### WORK TO DO:
Copy each line of the entries beneath that contains the word "this".

----- PROVIDED DATA -----

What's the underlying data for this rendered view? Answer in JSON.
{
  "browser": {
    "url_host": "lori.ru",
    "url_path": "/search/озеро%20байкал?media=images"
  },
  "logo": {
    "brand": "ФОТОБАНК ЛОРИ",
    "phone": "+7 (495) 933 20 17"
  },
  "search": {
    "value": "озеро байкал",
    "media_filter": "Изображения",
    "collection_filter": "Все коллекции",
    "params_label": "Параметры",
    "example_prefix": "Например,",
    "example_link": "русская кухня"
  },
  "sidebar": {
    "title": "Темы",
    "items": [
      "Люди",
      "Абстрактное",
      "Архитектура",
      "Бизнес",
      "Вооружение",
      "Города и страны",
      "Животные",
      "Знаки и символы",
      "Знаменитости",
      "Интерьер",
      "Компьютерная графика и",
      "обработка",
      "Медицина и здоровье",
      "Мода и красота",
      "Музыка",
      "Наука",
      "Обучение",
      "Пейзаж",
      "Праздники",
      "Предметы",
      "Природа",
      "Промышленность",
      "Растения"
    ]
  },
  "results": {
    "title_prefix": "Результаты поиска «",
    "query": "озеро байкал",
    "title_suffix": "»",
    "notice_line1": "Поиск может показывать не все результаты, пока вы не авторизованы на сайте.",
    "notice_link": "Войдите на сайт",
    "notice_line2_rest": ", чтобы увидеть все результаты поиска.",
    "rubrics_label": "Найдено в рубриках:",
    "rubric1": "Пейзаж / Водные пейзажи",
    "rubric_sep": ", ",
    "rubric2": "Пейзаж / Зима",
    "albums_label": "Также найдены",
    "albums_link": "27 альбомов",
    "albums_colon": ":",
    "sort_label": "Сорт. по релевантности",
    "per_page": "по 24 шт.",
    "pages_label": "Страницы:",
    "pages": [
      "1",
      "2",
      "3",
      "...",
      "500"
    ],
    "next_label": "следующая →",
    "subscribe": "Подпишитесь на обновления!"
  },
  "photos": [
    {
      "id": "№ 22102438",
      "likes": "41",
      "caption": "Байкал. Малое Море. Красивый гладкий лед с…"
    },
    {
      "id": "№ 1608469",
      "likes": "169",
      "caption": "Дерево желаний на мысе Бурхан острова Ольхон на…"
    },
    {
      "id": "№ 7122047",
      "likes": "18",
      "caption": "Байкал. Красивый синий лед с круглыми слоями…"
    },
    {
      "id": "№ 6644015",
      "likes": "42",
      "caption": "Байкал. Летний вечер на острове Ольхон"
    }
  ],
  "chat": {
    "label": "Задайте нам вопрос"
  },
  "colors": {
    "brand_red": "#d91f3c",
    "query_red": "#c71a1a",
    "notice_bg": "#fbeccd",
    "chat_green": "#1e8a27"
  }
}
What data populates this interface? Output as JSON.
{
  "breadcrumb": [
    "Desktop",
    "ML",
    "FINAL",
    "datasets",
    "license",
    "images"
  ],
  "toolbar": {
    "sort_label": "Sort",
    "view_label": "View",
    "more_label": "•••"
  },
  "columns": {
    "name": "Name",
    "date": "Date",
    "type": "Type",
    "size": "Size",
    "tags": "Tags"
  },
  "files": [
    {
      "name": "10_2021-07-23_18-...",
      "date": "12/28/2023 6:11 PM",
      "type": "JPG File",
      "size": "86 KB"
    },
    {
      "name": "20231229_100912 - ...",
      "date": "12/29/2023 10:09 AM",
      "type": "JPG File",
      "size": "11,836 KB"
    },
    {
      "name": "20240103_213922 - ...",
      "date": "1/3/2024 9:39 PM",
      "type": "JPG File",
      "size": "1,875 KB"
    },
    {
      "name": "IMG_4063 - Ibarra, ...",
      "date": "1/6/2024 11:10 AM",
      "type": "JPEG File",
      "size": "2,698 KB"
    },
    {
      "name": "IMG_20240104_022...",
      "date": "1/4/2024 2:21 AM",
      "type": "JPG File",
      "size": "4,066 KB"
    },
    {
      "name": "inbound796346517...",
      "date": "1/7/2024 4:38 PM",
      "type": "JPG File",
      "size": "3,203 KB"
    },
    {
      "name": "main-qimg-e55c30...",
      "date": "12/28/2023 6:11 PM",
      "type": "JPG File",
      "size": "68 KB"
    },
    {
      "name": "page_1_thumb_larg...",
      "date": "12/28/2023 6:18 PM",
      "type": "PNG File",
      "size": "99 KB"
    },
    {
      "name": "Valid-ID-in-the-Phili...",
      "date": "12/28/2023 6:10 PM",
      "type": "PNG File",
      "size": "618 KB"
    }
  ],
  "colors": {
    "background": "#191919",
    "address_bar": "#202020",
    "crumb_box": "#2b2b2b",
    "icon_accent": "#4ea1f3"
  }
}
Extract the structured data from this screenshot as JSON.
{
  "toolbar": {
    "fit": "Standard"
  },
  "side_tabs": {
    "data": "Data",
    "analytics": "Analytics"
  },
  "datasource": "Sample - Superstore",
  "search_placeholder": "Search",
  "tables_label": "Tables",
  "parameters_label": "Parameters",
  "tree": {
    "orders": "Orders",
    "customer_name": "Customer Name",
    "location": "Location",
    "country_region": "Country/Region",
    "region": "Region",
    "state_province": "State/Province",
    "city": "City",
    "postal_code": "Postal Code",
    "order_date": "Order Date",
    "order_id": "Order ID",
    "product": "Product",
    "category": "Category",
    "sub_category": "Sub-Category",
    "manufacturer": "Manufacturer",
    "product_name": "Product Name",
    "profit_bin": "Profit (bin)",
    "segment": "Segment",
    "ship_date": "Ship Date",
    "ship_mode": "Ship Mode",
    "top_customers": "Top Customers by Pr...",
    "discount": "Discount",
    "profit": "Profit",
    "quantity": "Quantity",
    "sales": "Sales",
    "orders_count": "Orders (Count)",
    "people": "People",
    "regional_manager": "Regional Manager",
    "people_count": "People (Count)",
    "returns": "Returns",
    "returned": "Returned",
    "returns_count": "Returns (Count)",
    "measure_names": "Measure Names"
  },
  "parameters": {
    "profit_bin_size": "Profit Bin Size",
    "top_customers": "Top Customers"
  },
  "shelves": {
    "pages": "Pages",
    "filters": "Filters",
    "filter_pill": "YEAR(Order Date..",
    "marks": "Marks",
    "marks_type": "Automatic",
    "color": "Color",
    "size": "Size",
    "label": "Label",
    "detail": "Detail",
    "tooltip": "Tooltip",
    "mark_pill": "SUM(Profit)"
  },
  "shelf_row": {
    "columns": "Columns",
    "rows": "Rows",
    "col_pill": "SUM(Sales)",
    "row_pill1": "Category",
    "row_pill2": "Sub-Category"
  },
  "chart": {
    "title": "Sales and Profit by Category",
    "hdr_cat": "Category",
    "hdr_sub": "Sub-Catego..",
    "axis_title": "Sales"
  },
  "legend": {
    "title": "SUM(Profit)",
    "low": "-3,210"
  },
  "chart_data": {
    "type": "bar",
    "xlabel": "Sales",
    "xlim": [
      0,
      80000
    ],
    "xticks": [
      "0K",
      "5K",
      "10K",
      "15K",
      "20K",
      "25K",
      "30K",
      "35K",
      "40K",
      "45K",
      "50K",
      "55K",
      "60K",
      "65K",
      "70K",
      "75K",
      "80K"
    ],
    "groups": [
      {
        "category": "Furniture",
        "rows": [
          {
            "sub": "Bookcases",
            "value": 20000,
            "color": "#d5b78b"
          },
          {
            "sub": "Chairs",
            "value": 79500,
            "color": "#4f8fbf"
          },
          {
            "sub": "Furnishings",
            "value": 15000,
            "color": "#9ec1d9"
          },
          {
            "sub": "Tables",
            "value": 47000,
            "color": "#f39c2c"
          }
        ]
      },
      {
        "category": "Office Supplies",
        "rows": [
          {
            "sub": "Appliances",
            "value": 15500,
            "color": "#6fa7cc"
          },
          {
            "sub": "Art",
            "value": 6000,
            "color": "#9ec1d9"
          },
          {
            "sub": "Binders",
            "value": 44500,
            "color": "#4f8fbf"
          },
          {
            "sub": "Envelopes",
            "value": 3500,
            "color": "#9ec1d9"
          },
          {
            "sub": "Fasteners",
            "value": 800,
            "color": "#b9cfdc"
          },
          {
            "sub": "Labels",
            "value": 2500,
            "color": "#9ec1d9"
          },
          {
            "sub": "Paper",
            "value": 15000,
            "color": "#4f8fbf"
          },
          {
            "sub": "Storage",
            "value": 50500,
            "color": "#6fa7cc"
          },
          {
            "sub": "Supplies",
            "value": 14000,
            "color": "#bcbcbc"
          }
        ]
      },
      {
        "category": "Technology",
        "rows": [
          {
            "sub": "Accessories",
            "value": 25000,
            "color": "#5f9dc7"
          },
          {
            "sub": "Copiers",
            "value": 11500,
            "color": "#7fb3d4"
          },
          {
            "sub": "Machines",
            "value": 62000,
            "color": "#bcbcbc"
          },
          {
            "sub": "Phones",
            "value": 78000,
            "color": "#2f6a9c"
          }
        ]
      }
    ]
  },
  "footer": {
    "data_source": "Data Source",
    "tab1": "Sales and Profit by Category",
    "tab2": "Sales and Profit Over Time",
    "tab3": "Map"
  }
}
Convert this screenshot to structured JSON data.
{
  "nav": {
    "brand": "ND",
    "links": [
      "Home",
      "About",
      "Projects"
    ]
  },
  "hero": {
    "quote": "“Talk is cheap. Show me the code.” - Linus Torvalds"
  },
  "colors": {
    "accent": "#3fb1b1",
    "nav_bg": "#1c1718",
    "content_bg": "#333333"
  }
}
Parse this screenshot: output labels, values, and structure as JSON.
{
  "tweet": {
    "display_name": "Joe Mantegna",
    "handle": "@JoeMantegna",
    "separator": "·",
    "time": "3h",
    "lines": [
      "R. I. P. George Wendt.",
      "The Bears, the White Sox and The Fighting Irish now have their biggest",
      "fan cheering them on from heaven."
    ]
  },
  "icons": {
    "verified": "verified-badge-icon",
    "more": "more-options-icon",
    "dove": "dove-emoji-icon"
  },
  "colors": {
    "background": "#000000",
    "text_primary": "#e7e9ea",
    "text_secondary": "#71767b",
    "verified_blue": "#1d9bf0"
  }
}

-----

### WRITTEN RESPONSE:
What's the underlying data for this rendered view? Answer in JSON.
What data populates this interface? Output as JSON.
Extract the structured data from this screenshot as JSON.
Convert this screenshot to structured JSON data.
Parse this screenshot: output labels, values, and structure as JSON.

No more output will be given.